§ Input data
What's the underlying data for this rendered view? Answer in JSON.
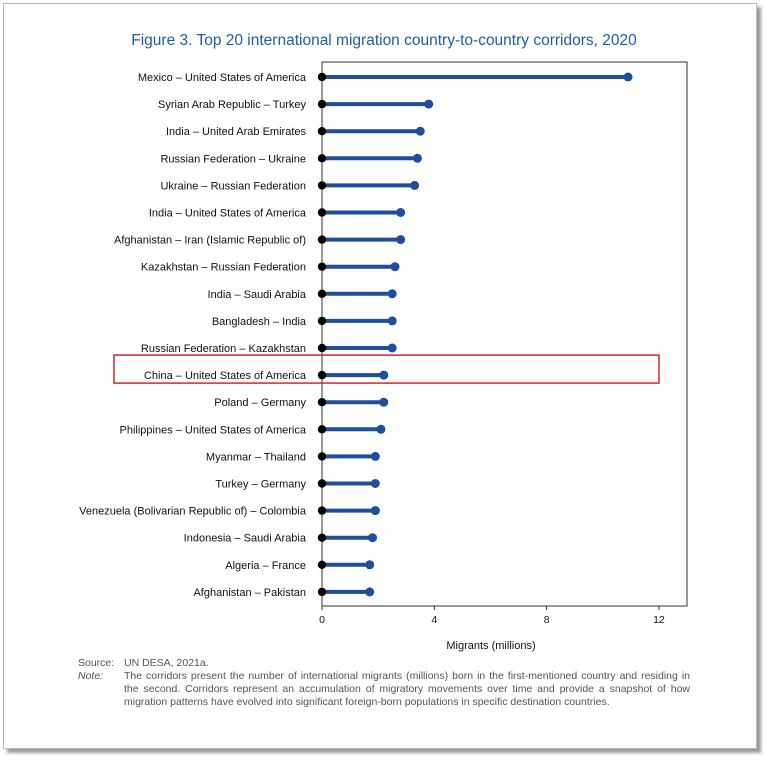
{
  "chart_data": {
    "type": "lollipop",
    "title": "Figure 3. Top 20 international migration country-to-country corridors, 2020",
    "xlabel": "Migrants (millions)",
    "xlim": [
      0,
      13
    ],
    "xticks": [
      0,
      4,
      8,
      12
    ],
    "categories": [
      "Mexico – United States of America",
      "Syrian Arab Republic – Turkey",
      "India – United Arab Emirates",
      "Russian Federation – Ukraine",
      "Ukraine – Russian Federation",
      "India – United States of America",
      "Afghanistan – Iran (Islamic Republic of)",
      "Kazakhstan – Russian Federation",
      "India – Saudi Arabia",
      "Bangladesh – India",
      "Russian Federation – Kazakhstan",
      "China – United States of America",
      "Poland – Germany",
      "Philippines – United States of America",
      "Myanmar – Thailand",
      "Turkey – Germany",
      "Venezuela (Bolivarian Republic of) – Colombia",
      "Indonesia – Saudi Arabia",
      "Algeria – France",
      "Afghanistan – Pakistan"
    ],
    "values": [
      10.9,
      3.8,
      3.5,
      3.4,
      3.3,
      2.8,
      2.8,
      2.6,
      2.5,
      2.5,
      2.5,
      2.2,
      2.2,
      2.1,
      1.9,
      1.9,
      1.9,
      1.8,
      1.7,
      1.7
    ],
    "highlighted_category": "China – United States of America",
    "colors": {
      "line": "#1f4e9c",
      "start_dot": "#000000",
      "highlight_box": "#d62728",
      "title": "#1f5da8"
    }
  },
  "notes": {
    "source_key": "Source:",
    "source_text": "UN DESA, 2021a.",
    "note_key": "Note:",
    "note_text": "The corridors present the number of international migrants (millions) born in the first-mentioned country and residing in the second. Corridors represent an accumulation of migratory movements over time and provide a snapshot of how migration patterns have evolved into significant foreign-born populations in specific destination countries."
  }
}
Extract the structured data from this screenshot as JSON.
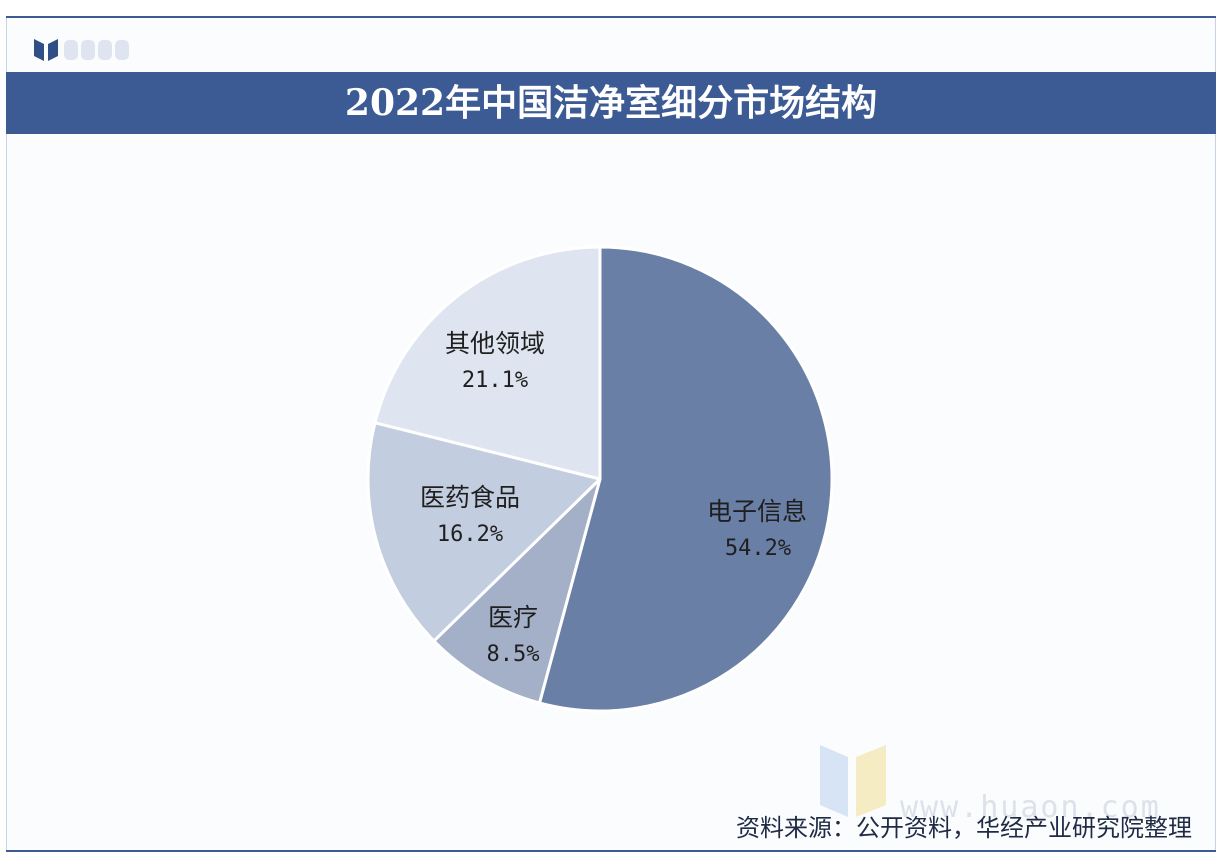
{
  "header": {
    "title": "2022年中国洁净室细分市场结构"
  },
  "footer": {
    "source": "资料来源：公开资料，华经产业研究院整理",
    "watermark_url": "www.huaon.com"
  },
  "colors": {
    "banner": "#3c5a94",
    "slice_electronics": "#6a7fa6",
    "slice_medical": "#a3b0c8",
    "slice_pharma_food": "#c3cde0",
    "slice_other": "#dfe5f0",
    "divider": "#ffffff"
  },
  "chart_data": {
    "type": "pie",
    "title": "2022年中国洁净室细分市场结构",
    "start_angle_deg": 0,
    "direction": "clockwise",
    "slices": [
      {
        "label": "电子信息",
        "value": 54.2,
        "display": "54.2%",
        "color": "#6a7fa6"
      },
      {
        "label": "医疗",
        "value": 8.5,
        "display": "8.5%",
        "color": "#a3b0c8"
      },
      {
        "label": "医药食品",
        "value": 16.2,
        "display": "16.2%",
        "color": "#c3cde0"
      },
      {
        "label": "其他领域",
        "value": 21.1,
        "display": "21.1%",
        "color": "#dfe5f0"
      }
    ]
  }
}
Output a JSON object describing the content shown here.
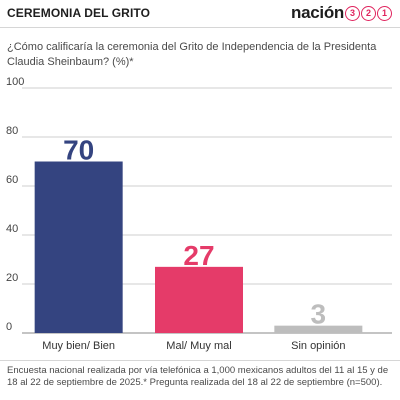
{
  "header": {
    "title": "CEREMONIA DEL GRITO",
    "brand_word": "nación",
    "brand_digits": [
      "3",
      "2",
      "1"
    ]
  },
  "colors": {
    "bar_good": "#344480",
    "bar_bad": "#e53b69",
    "bar_none": "#bdbdbd",
    "brand": "#e0245e"
  },
  "chart_data": {
    "type": "bar",
    "title": "¿Cómo calificaría la ceremonia del Grito de Independencia de la Presidenta Claudia Sheinbaum? (%)*",
    "categories": [
      "Muy bien/ Bien",
      "Mal/ Muy mal",
      "Sin opinión"
    ],
    "values": [
      70,
      27,
      3
    ],
    "value_labels": [
      "70",
      "27",
      "3"
    ],
    "ylim": [
      0,
      100
    ],
    "yticks": [
      0,
      20,
      40,
      60,
      80,
      100
    ],
    "ytick_labels": [
      "0",
      "20",
      "40",
      "60",
      "80",
      "100"
    ],
    "grid": true,
    "xlabel": "",
    "ylabel": ""
  },
  "footnote": "Encuesta nacional realizada por vía telefónica a 1,000 mexicanos adultos del 11 al 15 y de 18 al 22 de septiembre de 2025.* Pregunta realizada del 18 al 22 de septiembre (n=500)."
}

§ Your task
Return the listing above in full and without alteration, excluding its pictures.

§ Complete response
What's the underlying data for this rendered view? Answer in JSON.
{
  "chart_data": {
    "type": "lollipop",
    "title": "Figure 3. Top 20 international migration country-to-country corridors, 2020",
    "xlabel": "Migrants (millions)",
    "xlim": [
      0,
      13
    ],
    "xticks": [
      0,
      4,
      8,
      12
    ],
    "categories": [
      "Mexico – United States of America",
      "Syrian Arab Republic – Turkey",
      "India – United Arab Emirates",
      "Russian Federation – Ukraine",
      "Ukraine – Russian Federation",
      "India – United States of America",
      "Afghanistan – Iran (Islamic Republic of)",
      "Kazakhstan – Russian Federation",
      "India – Saudi Arabia",
      "Bangladesh – India",
      "Russian Federation – Kazakhstan",
      "China – United States of America",
      "Poland – Germany",
      "Philippines – United States of America",
      "Myanmar – Thailand",
      "Turkey – Germany",
      "Venezuela (Bolivarian Republic of) – Colombia",
      "Indonesia – Saudi Arabia",
      "Algeria – France",
      "Afghanistan – Pakistan"
    ],
    "values": [
      10.9,
      3.8,
      3.5,
      3.4,
      3.3,
      2.8,
      2.8,
      2.6,
      2.5,
      2.5,
      2.5,
      2.2,
      2.2,
      2.1,
      1.9,
      1.9,
      1.9,
      1.8,
      1.7,
      1.7
    ],
    "highlighted_category": "China – United States of America",
    "colors": {
      "line": "#1f4e9c",
      "start_dot": "#000000",
      "highlight_box": "#d62728",
      "title": "#1f5da8"
    }
  },
  "notes": {
    "source_key": "Source:",
    "source_text": "UN DESA, 2021a.",
    "note_key": "Note:",
    "note_text": "The corridors present the number of international migrants (millions) born in the first-mentioned country and residing in the second. Corridors represent an accumulation of migratory movements over time and provide a snapshot of how migration patterns have evolved into significant foreign-born populations in specific destination countries."
  }
}
Extract the structured data from this screenshot as JSON.
{
  "header": {
    "title": "2022年中国洁净室细分市场结构"
  },
  "footer": {
    "source": "资料来源：公开资料，华经产业研究院整理",
    "watermark_url": "www.huaon.com"
  },
  "colors": {
    "banner": "#3c5a94",
    "slice_electronics": "#6a7fa6",
    "slice_medical": "#a3b0c8",
    "slice_pharma_food": "#c3cde0",
    "slice_other": "#dfe5f0",
    "divider": "#ffffff"
  },
  "chart_data": {
    "type": "pie",
    "title": "2022年中国洁净室细分市场结构",
    "start_angle_deg": 0,
    "direction": "clockwise",
    "slices": [
      {
        "label": "电子信息",
        "value": 54.2,
        "display": "54.2%",
        "color": "#6a7fa6"
      },
      {
        "label": "医疗",
        "value": 8.5,
        "display": "8.5%",
        "color": "#a3b0c8"
      },
      {
        "label": "医药食品",
        "value": 16.2,
        "display": "16.2%",
        "color": "#c3cde0"
      },
      {
        "label": "其他领域",
        "value": 21.1,
        "display": "21.1%",
        "color": "#dfe5f0"
      }
    ]
  }
}
Output a JSON object describing the content shown here.
{
  "header": {
    "title": "CEREMONIA DEL GRITO",
    "brand_word": "nación",
    "brand_digits": [
      "3",
      "2",
      "1"
    ]
  },
  "colors": {
    "bar_good": "#344480",
    "bar_bad": "#e53b69",
    "bar_none": "#bdbdbd",
    "brand": "#e0245e"
  },
  "chart_data": {
    "type": "bar",
    "title": "¿Cómo calificaría la ceremonia del Grito de Independencia de la Presidenta Claudia Sheinbaum? (%)*",
    "categories": [
      "Muy bien/ Bien",
      "Mal/ Muy mal",
      "Sin opinión"
    ],
    "values": [
      70,
      27,
      3
    ],
    "value_labels": [
      "70",
      "27",
      "3"
    ],
    "ylim": [
      0,
      100
    ],
    "yticks": [
      0,
      20,
      40,
      60,
      80,
      100
    ],
    "ytick_labels": [
      "0",
      "20",
      "40",
      "60",
      "80",
      "100"
    ],
    "grid": true,
    "xlabel": "",
    "ylabel": ""
  },
  "footnote": "Encuesta nacional realizada por vía telefónica a 1,000 mexicanos adultos del 11 al 15 y de 18 al 22 de septiembre de 2025.* Pregunta realizada del 18 al 22 de septiembre (n=500)."
}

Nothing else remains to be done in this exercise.